- **Task to carry out**
Every entry below should be transcribed exactly; pictures stay out of the copy.

* * * * * * *

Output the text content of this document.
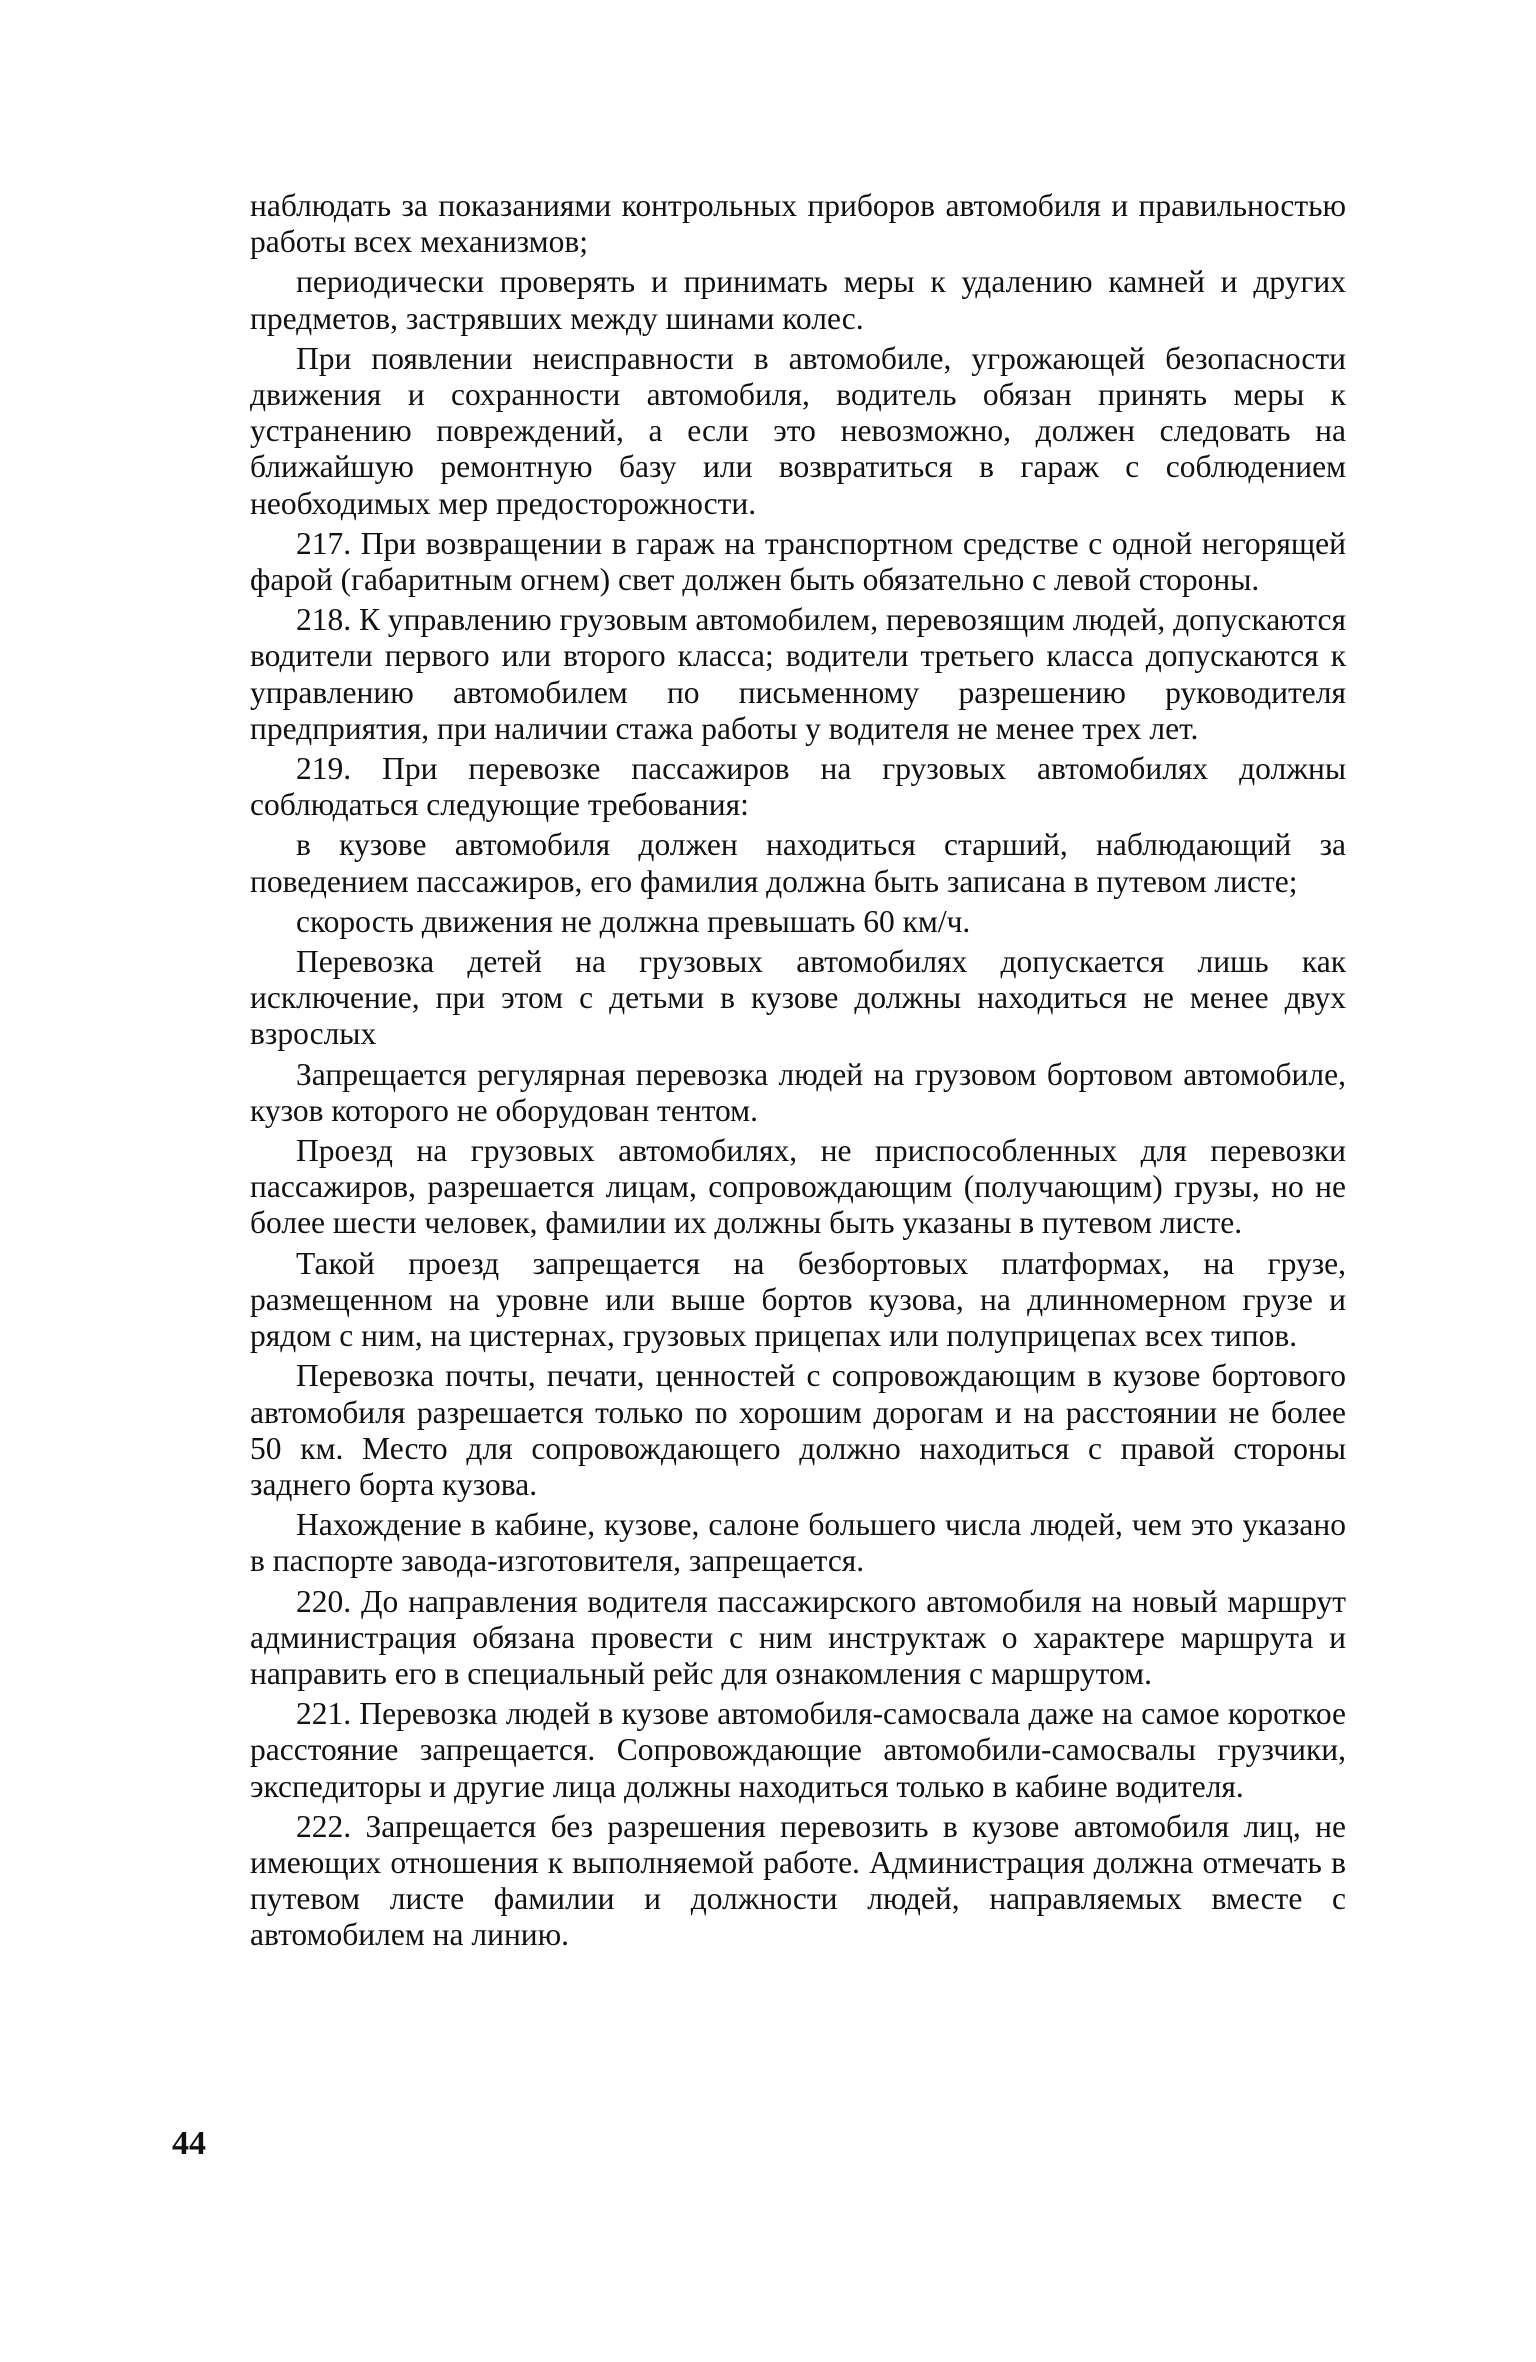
наблюдать за показаниями контрольных приборов автомобиля и правильностью работы всех механизмов;

периодически проверять и принимать меры к удалению камней и других предметов, застрявших между шинами колес.

При появлении неисправности в автомобиле, угрожающей безопасности движения и сохранности автомобиля, водитель обязан принять меры к устранению повреждений, а если это невозможно, должен следовать на ближайшую ремонтную базу или возвратиться в гараж с соблюдением необходимых мер предосторожности.

217. При возвращении в гараж на транспортном средстве с одной негорящей фарой (габаритным огнем) свет должен быть обязательно с левой стороны.

218. К управлению грузовым автомобилем, перевозящим людей, допускаются водители первого или второго класса; водители третьего класса допускаются к управлению автомобилем по письменному разрешению руководителя предприятия, при наличии стажа работы у водителя не менее трех лет.

219. При перевозке пассажиров на грузовых автомобилях должны соблюдаться следующие требования:

в кузове автомобиля должен находиться старший, наблюдающий за поведением пассажиров, его фамилия должна быть записана в путевом листе;

скорость движения не должна превышать 60 км/ч.

Перевозка детей на грузовых автомобилях допускается лишь как исключение, при этом с детьми в кузове должны находиться не менее двух взрослых

Запрещается регулярная перевозка людей на грузовом бортовом автомобиле, кузов которого не оборудован тентом.

Проезд на грузовых автомобилях, не приспособленных для перевозки пассажиров, разрешается лицам, сопровождающим (получающим) грузы, но не более шести человек, фамилии их должны быть указаны в путевом листе.

Такой проезд запрещается на безбортовых платформах, на грузе, размещенном на уровне или выше бортов кузова, на длинномерном грузе и рядом с ним, на цистернах, грузовых прицепах или полуприцепах всех типов.

Перевозка почты, печати, ценностей с сопровождающим в кузове бортового автомобиля разрешается только по хорошим дорогам и на расстоянии не более 50 км. Место для сопровождающего должно находиться с правой стороны заднего борта кузова.

Нахождение в кабине, кузове, салоне большего числа людей, чем это указано в паспорте завода-изготовителя, запрещается.

220. До направления водителя пассажирского автомобиля на новый маршрут администрация обязана провести с ним инструктаж о характере маршрута и направить его в специальный рейс для ознакомления с маршрутом.

221. Перевозка людей в кузове автомобиля-самосвала даже на самое короткое расстояние запрещается. Сопровождающие автомобили-самосвалы грузчики, экспедиторы и другие лица должны находиться только в кабине водителя.

222. Запрещается без разрешения перевозить в кузове автомобиля лиц, не имеющих отношения к выполняемой работе. Администрация должна отмечать в путевом листе фамилии и должности людей, направляемых вместе с автомобилем на линию.

44
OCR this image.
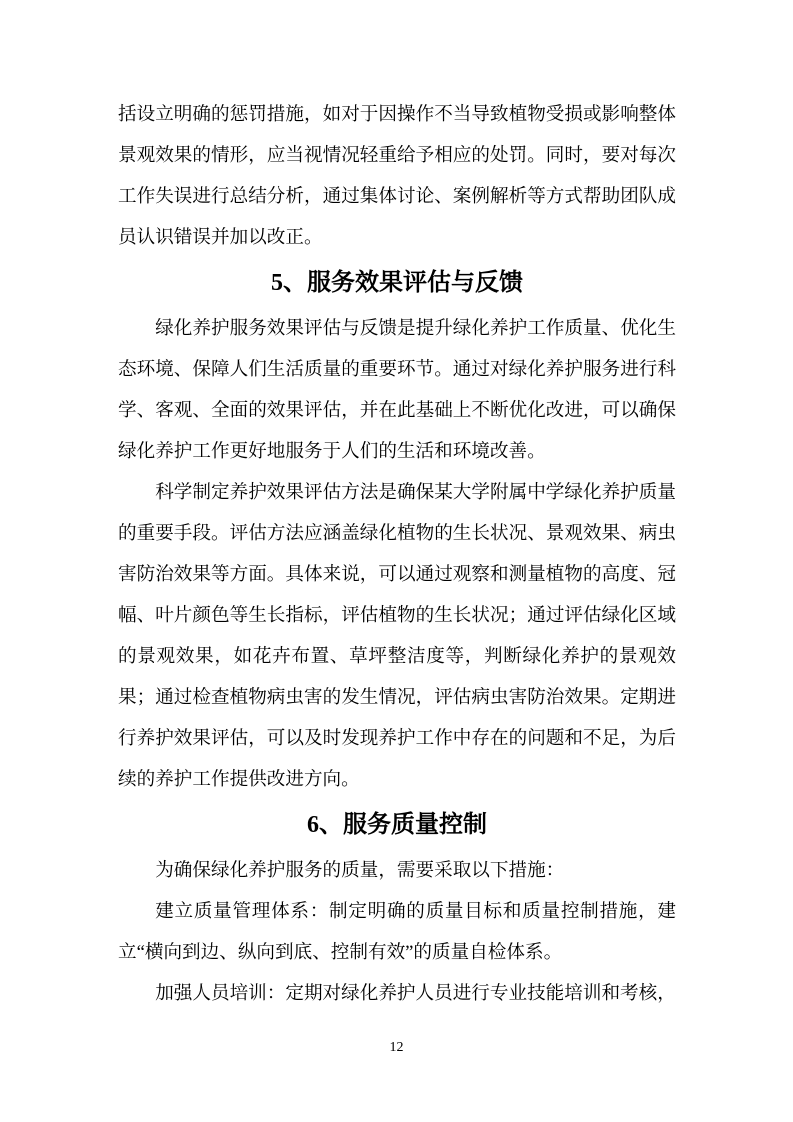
括设立明确的惩罚措施，如对于因操作不当导致植物受损或影响整体景观效果的情形，应当视情况轻重给予相应的处罚。同时，要对每次工作失误进行总结分析，通过集体讨论、案例解析等方式帮助团队成员认识错误并加以改正。

5、服务效果评估与反馈

绿化养护服务效果评估与反馈是提升绿化养护工作质量、优化生态环境、保障人们生活质量的重要环节。通过对绿化养护服务进行科学、客观、全面的效果评估，并在此基础上不断优化改进，可以确保绿化养护工作更好地服务于人们的生活和环境改善。

科学制定养护效果评估方法是确保某大学附属中学绿化养护质量的重要手段。评估方法应涵盖绿化植物的生长状况、景观效果、病虫害防治效果等方面。具体来说，可以通过观察和测量植物的高度、冠幅、叶片颜色等生长指标，评估植物的生长状况；通过评估绿化区域的景观效果，如花卉布置、草坪整洁度等，判断绿化养护的景观效果；通过检查植物病虫害的发生情况，评估病虫害防治效果。定期进行养护效果评估，可以及时发现养护工作中存在的问题和不足，为后续的养护工作提供改进方向。

6、服务质量控制

为确保绿化养护服务的质量，需要采取以下措施：

建立质量管理体系：制定明确的质量目标和质量控制措施，建立“横向到边、纵向到底、控制有效”的质量自检体系。

加强人员培训：定期对绿化养护人员进行专业技能培训和考核，

12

* * * * * * *

- **The result**
Output the text content of this document.
наблюдать за показаниями контрольных приборов автомобиля и правильностью работы всех механизмов;

периодически проверять и принимать меры к удалению камней и других предметов, застрявших между шинами колес.

При появлении неисправности в автомобиле, угрожающей безопасности движения и сохранности автомобиля, водитель обязан принять меры к устранению повреждений, а если это невозможно, должен следовать на ближайшую ремонтную базу или возвратиться в гараж с соблюдением необходимых мер предосторожности.

217. При возвращении в гараж на транспортном средстве с одной негорящей фарой (габаритным огнем) свет должен быть обязательно с левой стороны.

218. К управлению грузовым автомобилем, перевозящим людей, допускаются водители первого или второго класса; водители третьего класса допускаются к управлению автомобилем по письменному разрешению руководителя предприятия, при наличии стажа работы у водителя не менее трех лет.

219. При перевозке пассажиров на грузовых автомобилях должны соблюдаться следующие требования:

в кузове автомобиля должен находиться старший, наблюдающий за поведением пассажиров, его фамилия должна быть записана в путевом листе;

скорость движения не должна превышать 60 км/ч.

Перевозка детей на грузовых автомобилях допускается лишь как исключение, при этом с детьми в кузове должны находиться не менее двух взрослых

Запрещается регулярная перевозка людей на грузовом бортовом автомобиле, кузов которого не оборудован тентом.

Проезд на грузовых автомобилях, не приспособленных для перевозки пассажиров, разрешается лицам, сопровождающим (получающим) грузы, но не более шести человек, фамилии их должны быть указаны в путевом листе.

Такой проезд запрещается на безбортовых платформах, на грузе, размещенном на уровне или выше бортов кузова, на длинномерном грузе и рядом с ним, на цистернах, грузовых прицепах или полуприцепах всех типов.

Перевозка почты, печати, ценностей с сопровождающим в кузове бортового автомобиля разрешается только по хорошим дорогам и на расстоянии не более 50 км. Место для сопровождающего должно находиться с правой стороны заднего борта кузова.

Нахождение в кабине, кузове, салоне большего числа людей, чем это указано в паспорте завода-изготовителя, запрещается.

220. До направления водителя пассажирского автомобиля на новый маршрут администрация обязана провести с ним инструктаж о характере маршрута и направить его в специальный рейс для ознакомления с маршрутом.

221. Перевозка людей в кузове автомобиля-самосвала даже на самое короткое расстояние запрещается. Сопровождающие автомобили-самосвалы грузчики, экспедиторы и другие лица должны находиться только в кабине водителя.

222. Запрещается без разрешения перевозить в кузове автомобиля лиц, не имеющих отношения к выполняемой работе. Администрация должна отмечать в путевом листе фамилии и должности людей, направляемых вместе с автомобилем на линию.

44
OCR this image.
括设立明确的惩罚措施，如对于因操作不当导致植物受损或影响整体景观效果的情形，应当视情况轻重给予相应的处罚。同时，要对每次工作失误进行总结分析，通过集体讨论、案例解析等方式帮助团队成员认识错误并加以改正。

5、服务效果评估与反馈

绿化养护服务效果评估与反馈是提升绿化养护工作质量、优化生态环境、保障人们生活质量的重要环节。通过对绿化养护服务进行科学、客观、全面的效果评估，并在此基础上不断优化改进，可以确保绿化养护工作更好地服务于人们的生活和环境改善。

科学制定养护效果评估方法是确保某大学附属中学绿化养护质量的重要手段。评估方法应涵盖绿化植物的生长状况、景观效果、病虫害防治效果等方面。具体来说，可以通过观察和测量植物的高度、冠幅、叶片颜色等生长指标，评估植物的生长状况；通过评估绿化区域的景观效果，如花卉布置、草坪整洁度等，判断绿化养护的景观效果；通过检查植物病虫害的发生情况，评估病虫害防治效果。定期进行养护效果评估，可以及时发现养护工作中存在的问题和不足，为后续的养护工作提供改进方向。

6、服务质量控制

为确保绿化养护服务的质量，需要采取以下措施：

建立质量管理体系：制定明确的质量目标和质量控制措施，建立“横向到边、纵向到底、控制有效”的质量自检体系。

加强人员培训：定期对绿化养护人员进行专业技能培训和考核，

12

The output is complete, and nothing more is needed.